Output all of the records again, exactly as written.

···

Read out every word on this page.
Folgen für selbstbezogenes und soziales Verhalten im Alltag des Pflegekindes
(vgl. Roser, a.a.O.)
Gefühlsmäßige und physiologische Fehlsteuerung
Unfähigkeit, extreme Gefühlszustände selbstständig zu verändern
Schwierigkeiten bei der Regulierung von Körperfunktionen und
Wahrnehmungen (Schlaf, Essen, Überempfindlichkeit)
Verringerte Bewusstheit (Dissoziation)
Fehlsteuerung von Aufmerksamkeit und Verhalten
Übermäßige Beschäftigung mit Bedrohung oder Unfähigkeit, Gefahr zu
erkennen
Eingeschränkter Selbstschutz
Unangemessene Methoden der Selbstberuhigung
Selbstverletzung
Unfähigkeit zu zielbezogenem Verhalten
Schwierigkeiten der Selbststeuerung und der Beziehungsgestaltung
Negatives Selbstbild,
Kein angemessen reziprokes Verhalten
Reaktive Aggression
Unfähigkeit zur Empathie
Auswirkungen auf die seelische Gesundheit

···

**Answer box:**
Read out every word on this page.
Folgen für selbstbezogenes und soziales Verhalten im Alltag des Pflegekindes
(vgl. Roser, a.a.O.)
Gefühlsmäßige und physiologische Fehlsteuerung
Unfähigkeit, extreme Gefühlszustände selbstständig zu verändern
Schwierigkeiten bei der Regulierung von Körperfunktionen und
Wahrnehmungen (Schlaf, Essen, Überempfindlichkeit)
Verringerte Bewusstheit (Dissoziation)
Fehlsteuerung von Aufmerksamkeit und Verhalten
Übermäßige Beschäftigung mit Bedrohung oder Unfähigkeit, Gefahr zu
erkennen
Eingeschränkter Selbstschutz
Unangemessene Methoden der Selbstberuhigung
Selbstverletzung
Unfähigkeit zu zielbezogenem Verhalten
Schwierigkeiten der Selbststeuerung und der Beziehungsgestaltung
Negatives Selbstbild,
Kein angemessen reziprokes Verhalten
Reaktive Aggression
Unfähigkeit zur Empathie
Auswirkungen auf die seelische Gesundheit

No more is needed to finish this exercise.